* Task requirements *
Pull out all lines from the listing below in which the word "color" appears.

* Extracted records *
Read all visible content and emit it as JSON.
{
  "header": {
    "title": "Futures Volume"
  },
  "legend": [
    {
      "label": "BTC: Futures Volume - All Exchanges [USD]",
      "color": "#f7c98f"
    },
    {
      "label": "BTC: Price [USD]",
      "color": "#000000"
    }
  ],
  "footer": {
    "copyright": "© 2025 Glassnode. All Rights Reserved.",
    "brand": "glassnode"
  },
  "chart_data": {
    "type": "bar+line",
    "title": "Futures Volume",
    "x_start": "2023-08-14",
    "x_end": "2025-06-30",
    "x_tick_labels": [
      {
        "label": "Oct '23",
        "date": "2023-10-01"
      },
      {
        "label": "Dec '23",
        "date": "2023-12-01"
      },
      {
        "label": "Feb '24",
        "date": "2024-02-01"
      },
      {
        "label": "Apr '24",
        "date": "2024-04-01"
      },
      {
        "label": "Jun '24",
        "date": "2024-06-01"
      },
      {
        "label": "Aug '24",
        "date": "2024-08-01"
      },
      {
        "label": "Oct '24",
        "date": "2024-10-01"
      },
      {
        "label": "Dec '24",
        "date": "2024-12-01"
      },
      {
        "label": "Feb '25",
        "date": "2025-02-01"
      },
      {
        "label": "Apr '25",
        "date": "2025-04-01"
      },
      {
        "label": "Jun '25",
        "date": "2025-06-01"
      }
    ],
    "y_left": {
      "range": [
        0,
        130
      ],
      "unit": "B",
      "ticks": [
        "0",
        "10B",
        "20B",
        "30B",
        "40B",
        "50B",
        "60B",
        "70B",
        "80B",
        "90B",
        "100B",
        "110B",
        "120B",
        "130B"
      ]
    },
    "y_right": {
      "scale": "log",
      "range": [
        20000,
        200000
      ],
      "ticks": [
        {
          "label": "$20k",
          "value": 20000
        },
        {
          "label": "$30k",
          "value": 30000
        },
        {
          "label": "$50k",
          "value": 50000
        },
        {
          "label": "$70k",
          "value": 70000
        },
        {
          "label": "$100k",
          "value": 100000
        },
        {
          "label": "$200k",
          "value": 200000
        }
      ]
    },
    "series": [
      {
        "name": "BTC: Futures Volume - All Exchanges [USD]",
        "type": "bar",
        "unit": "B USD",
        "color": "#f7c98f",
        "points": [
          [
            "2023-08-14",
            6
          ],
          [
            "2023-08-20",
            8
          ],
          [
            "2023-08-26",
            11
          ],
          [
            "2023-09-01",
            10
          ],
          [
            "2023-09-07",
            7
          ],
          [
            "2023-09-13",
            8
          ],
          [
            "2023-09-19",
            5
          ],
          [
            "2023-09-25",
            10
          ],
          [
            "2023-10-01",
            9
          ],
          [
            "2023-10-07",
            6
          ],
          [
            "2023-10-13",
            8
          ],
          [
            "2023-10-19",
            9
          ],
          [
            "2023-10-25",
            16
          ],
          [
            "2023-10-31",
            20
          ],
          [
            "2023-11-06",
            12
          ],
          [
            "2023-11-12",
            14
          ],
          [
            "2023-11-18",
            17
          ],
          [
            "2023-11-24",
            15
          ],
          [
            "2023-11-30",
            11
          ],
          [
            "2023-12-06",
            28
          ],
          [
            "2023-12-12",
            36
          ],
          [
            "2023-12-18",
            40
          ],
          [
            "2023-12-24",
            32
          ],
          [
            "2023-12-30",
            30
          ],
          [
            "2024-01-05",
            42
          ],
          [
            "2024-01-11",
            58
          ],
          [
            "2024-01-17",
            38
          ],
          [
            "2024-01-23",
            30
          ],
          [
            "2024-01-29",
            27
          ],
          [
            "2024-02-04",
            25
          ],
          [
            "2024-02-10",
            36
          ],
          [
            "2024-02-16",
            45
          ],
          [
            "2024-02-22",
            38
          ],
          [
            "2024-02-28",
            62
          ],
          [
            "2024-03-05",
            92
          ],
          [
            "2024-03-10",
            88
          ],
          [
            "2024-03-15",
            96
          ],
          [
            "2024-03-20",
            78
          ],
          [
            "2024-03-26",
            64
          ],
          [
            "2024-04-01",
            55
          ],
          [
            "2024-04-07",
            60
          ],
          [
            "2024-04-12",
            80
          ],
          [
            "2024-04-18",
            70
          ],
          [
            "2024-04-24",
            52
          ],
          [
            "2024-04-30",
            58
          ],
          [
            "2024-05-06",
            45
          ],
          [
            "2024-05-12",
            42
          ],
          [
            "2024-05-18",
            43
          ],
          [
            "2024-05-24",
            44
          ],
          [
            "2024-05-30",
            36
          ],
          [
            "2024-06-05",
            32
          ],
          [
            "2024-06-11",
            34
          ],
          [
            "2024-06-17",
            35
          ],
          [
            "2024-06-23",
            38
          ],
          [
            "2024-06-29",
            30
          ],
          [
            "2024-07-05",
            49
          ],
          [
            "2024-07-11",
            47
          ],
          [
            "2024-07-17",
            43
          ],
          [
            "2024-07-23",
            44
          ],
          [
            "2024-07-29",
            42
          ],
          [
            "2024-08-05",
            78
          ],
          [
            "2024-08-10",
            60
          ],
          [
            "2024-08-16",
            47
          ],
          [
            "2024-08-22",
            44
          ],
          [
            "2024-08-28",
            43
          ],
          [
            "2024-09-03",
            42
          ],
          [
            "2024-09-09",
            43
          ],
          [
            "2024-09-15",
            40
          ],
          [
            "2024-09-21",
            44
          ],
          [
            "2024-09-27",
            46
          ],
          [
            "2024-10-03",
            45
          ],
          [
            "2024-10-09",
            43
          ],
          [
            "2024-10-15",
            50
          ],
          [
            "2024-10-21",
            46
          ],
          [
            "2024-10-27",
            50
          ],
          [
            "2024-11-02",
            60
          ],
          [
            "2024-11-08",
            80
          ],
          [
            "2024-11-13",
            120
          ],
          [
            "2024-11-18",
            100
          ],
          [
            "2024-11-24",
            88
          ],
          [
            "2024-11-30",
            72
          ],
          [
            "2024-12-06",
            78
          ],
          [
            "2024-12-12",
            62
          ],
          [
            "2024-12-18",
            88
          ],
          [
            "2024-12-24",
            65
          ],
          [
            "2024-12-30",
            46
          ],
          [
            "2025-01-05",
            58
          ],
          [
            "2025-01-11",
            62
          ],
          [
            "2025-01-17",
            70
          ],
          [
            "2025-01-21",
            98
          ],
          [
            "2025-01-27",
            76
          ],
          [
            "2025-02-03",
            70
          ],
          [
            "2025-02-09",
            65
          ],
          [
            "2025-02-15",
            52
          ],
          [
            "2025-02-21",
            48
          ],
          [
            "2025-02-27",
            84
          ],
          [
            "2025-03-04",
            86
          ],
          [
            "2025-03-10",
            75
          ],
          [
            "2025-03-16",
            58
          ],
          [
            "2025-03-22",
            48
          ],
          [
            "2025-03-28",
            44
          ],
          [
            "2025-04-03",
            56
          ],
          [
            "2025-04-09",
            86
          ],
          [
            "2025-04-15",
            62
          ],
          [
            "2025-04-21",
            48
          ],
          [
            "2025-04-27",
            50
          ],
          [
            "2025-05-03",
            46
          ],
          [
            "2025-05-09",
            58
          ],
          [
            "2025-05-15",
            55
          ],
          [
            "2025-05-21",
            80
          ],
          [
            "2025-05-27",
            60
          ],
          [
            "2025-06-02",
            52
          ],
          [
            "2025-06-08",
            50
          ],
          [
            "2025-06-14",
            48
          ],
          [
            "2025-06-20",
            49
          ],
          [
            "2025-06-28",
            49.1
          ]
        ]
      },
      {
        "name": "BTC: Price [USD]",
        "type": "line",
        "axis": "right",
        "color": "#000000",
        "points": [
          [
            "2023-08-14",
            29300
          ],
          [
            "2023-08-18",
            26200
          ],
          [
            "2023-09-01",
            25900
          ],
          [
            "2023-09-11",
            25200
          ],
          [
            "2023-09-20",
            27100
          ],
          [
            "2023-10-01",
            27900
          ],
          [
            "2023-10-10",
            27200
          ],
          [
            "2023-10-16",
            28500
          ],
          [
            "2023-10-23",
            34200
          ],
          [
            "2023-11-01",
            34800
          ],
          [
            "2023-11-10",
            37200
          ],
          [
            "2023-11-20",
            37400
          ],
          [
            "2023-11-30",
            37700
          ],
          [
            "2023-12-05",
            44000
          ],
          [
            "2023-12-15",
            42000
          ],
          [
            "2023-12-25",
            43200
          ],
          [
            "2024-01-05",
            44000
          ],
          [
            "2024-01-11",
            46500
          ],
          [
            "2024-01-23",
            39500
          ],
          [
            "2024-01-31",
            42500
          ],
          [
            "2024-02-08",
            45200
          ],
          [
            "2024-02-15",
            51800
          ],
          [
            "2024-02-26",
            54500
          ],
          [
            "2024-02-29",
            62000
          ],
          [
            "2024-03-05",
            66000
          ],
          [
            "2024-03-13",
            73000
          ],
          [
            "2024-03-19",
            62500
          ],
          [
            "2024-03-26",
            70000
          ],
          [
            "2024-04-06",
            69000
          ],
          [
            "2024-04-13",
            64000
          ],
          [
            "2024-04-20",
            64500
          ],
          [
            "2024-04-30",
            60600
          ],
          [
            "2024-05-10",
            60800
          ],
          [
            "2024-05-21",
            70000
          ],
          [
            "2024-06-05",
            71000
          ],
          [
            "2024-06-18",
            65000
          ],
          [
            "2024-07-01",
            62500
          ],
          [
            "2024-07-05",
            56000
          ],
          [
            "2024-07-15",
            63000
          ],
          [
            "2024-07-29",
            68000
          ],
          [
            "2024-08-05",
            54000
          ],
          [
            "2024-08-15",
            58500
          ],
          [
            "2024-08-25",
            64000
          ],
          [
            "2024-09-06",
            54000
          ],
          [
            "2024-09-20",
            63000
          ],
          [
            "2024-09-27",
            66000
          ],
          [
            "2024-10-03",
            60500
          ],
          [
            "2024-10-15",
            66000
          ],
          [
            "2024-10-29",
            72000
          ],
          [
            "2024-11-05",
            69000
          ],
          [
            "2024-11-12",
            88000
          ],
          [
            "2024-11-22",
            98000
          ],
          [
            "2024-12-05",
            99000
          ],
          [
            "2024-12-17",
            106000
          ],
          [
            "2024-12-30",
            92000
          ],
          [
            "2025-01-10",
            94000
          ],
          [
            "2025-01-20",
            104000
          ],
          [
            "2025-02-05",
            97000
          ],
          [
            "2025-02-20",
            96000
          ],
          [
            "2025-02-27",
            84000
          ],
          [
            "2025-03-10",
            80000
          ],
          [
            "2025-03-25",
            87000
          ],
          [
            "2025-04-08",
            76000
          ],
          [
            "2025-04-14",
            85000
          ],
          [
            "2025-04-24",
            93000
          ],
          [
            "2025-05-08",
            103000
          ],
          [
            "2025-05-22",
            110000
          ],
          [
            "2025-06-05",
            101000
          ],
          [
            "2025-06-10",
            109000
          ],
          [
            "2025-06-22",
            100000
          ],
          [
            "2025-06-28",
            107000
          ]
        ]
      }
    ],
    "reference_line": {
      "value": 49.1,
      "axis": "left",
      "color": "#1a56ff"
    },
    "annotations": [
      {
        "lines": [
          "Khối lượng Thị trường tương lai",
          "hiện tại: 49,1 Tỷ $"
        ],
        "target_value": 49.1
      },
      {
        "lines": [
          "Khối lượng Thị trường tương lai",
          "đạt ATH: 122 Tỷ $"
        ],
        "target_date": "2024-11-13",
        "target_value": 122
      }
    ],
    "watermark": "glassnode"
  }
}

* Answer to this exercise *
      "color": "#f7c98f"
      "color": "#000000"
        "color": "#f7c98f",
        "color": "#000000",
      "color": "#1a56ff"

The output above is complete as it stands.